**What the task requires**.
From the records below, extract every line that contains the string "separating". Matching is case-sensitive.

**Record excerpts**.
------------------------------------

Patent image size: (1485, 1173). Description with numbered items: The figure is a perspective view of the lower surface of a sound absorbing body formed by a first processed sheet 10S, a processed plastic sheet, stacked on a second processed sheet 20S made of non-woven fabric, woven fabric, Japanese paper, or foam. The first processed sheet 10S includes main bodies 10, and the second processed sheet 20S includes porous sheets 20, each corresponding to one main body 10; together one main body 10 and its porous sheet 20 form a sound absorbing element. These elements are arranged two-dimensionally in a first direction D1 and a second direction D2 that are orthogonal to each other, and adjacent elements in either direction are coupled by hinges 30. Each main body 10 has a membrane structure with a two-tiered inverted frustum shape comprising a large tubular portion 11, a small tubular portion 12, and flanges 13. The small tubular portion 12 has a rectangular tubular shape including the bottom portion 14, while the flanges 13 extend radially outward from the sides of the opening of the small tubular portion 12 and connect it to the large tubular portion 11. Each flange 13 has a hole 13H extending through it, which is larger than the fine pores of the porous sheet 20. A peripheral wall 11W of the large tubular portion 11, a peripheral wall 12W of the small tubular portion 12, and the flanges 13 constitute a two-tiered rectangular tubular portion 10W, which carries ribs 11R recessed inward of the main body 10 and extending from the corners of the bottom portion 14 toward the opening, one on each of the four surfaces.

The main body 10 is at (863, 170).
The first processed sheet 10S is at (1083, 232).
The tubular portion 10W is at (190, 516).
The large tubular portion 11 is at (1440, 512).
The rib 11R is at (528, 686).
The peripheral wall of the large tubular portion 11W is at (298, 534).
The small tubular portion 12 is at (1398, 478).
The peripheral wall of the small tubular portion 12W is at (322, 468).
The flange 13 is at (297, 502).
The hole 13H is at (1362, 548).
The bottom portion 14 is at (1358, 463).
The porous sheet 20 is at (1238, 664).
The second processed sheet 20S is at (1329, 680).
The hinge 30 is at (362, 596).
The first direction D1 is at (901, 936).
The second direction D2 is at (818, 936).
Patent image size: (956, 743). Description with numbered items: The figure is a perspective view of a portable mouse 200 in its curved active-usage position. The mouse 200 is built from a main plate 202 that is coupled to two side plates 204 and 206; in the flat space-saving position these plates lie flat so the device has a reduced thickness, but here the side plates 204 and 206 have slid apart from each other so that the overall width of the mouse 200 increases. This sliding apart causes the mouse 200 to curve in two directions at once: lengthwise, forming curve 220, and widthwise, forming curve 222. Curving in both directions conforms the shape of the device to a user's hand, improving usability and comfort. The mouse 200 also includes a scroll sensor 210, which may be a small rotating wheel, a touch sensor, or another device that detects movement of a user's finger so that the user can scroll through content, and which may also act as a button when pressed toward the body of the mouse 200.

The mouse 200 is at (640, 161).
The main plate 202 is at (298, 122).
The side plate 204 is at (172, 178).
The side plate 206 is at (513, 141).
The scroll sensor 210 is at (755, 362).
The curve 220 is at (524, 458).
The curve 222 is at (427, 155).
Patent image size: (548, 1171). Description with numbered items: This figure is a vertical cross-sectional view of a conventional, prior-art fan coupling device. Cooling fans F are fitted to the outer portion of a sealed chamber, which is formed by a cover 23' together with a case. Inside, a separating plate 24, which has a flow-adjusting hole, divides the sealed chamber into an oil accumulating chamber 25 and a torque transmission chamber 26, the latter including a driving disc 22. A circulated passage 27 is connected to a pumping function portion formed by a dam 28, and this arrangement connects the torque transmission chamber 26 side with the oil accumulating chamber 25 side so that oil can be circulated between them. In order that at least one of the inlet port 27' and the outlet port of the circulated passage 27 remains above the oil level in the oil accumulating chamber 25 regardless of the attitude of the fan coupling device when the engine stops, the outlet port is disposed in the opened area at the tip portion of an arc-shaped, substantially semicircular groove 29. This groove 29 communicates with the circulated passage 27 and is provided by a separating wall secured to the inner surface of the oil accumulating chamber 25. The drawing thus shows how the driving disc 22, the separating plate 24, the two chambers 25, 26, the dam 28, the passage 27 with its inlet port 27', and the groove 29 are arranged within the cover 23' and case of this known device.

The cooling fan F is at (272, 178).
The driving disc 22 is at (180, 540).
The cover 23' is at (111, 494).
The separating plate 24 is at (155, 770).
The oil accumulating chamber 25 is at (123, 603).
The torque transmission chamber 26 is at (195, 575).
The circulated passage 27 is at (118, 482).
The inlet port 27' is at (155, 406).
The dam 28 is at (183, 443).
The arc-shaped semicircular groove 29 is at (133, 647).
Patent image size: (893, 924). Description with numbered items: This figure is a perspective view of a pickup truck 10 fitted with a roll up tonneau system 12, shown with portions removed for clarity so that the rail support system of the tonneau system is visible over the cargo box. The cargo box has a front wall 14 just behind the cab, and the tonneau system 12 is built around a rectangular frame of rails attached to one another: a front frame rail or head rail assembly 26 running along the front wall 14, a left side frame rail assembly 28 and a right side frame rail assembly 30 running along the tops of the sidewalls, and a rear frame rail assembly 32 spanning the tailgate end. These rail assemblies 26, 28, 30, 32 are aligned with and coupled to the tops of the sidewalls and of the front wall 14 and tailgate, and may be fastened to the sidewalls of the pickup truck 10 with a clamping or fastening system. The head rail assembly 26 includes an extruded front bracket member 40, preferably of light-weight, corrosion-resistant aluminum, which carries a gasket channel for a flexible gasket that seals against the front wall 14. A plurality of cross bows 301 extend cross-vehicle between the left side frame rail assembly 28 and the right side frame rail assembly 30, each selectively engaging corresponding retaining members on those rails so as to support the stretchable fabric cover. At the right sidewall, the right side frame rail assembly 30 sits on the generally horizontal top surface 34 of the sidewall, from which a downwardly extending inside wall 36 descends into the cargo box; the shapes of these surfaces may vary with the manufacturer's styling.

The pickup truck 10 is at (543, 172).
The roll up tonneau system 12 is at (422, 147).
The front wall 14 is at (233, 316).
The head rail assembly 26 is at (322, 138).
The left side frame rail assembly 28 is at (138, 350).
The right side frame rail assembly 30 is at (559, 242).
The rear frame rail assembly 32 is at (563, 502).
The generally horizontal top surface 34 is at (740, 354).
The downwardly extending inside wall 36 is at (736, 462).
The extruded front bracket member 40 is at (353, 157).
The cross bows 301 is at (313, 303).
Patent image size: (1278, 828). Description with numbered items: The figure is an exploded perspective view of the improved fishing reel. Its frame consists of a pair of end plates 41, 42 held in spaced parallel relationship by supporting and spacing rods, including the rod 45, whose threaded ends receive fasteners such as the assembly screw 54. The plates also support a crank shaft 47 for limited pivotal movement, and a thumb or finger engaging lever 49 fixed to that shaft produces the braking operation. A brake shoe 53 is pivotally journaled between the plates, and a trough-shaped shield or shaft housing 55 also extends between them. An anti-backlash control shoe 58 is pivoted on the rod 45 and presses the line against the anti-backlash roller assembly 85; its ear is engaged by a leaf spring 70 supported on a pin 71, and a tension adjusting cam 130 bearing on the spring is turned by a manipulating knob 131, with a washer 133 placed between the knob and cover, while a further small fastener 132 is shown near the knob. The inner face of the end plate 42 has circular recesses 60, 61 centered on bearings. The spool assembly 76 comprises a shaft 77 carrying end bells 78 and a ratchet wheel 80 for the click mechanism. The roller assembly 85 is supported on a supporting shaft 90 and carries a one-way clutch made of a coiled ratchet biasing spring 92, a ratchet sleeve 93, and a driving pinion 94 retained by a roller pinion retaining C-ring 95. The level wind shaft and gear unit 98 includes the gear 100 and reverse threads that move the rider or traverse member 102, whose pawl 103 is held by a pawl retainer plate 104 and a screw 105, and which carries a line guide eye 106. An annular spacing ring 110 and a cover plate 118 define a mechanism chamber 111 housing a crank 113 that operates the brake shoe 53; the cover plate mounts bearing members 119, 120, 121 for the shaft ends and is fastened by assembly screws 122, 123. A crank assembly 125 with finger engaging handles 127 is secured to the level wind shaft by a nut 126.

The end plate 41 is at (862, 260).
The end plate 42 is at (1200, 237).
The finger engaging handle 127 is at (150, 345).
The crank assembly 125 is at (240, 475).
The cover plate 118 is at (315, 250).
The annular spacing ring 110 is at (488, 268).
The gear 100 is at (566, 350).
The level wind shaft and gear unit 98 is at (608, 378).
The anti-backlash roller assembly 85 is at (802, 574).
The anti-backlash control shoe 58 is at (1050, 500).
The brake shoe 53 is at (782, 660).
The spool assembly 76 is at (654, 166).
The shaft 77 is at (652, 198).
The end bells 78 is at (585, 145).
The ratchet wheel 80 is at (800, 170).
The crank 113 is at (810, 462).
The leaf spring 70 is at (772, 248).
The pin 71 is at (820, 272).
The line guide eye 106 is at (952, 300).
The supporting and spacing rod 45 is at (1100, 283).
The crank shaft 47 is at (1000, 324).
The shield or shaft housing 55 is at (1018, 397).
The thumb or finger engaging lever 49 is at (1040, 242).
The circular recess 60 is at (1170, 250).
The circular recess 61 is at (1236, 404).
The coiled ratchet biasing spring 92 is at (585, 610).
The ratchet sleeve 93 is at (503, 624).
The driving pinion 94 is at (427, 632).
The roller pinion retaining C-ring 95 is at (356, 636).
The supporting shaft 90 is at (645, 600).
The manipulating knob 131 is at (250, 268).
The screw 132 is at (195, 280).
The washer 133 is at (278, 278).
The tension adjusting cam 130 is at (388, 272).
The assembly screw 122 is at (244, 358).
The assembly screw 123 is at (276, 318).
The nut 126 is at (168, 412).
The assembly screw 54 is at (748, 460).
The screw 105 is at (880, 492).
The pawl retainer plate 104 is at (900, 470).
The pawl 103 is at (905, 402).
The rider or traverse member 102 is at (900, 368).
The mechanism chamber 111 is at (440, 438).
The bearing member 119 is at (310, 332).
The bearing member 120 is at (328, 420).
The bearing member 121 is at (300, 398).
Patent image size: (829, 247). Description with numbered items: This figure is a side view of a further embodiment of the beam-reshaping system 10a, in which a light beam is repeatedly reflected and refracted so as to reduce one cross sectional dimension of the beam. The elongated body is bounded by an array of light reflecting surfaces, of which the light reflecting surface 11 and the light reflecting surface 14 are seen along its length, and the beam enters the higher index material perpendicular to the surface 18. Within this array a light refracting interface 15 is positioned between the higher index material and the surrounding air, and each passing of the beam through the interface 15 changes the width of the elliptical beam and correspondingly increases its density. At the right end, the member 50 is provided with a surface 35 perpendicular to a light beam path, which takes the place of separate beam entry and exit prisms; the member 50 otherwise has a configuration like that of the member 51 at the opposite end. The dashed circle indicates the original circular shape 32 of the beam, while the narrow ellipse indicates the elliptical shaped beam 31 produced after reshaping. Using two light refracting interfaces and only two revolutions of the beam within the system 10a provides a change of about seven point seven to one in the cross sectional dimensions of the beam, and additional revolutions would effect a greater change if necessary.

------------------------------------

**Output**.
Patent image size: (548, 1171). Description with numbered items: This figure is a vertical cross-sectional view of a conventional, prior-art fan coupling device. Cooling fans F are fitted to the outer portion of a sealed chamber, which is formed by a cover 23' together with a case. Inside, a separating plate 24, which has a flow-adjusting hole, divides the sealed chamber into an oil accumulating chamber 25 and a torque transmission chamber 26, the latter including a driving disc 22. A circulated passage 27 is connected to a pumping function portion formed by a dam 28, and this arrangement connects the torque transmission chamber 26 side with the oil accumulating chamber 25 side so that oil can be circulated between them. In order that at least one of the inlet port 27' and the outlet port of the circulated passage 27 remains above the oil level in the oil accumulating chamber 25 regardless of the attitude of the fan coupling device when the engine stops, the outlet port is disposed in the opened area at the tip portion of an arc-shaped, substantially semicircular groove 29. This groove 29 communicates with the circulated passage 27 and is provided by a separating wall secured to the inner surface of the oil accumulating chamber 25. The drawing thus shows how the driving disc 22, the separating plate 24, the two chambers 25, 26, the dam 28, the passage 27 with its inlet port 27', and the groove 29 are arranged within the cover 23' and case of this known device.
The separating plate 24 is at (155, 770).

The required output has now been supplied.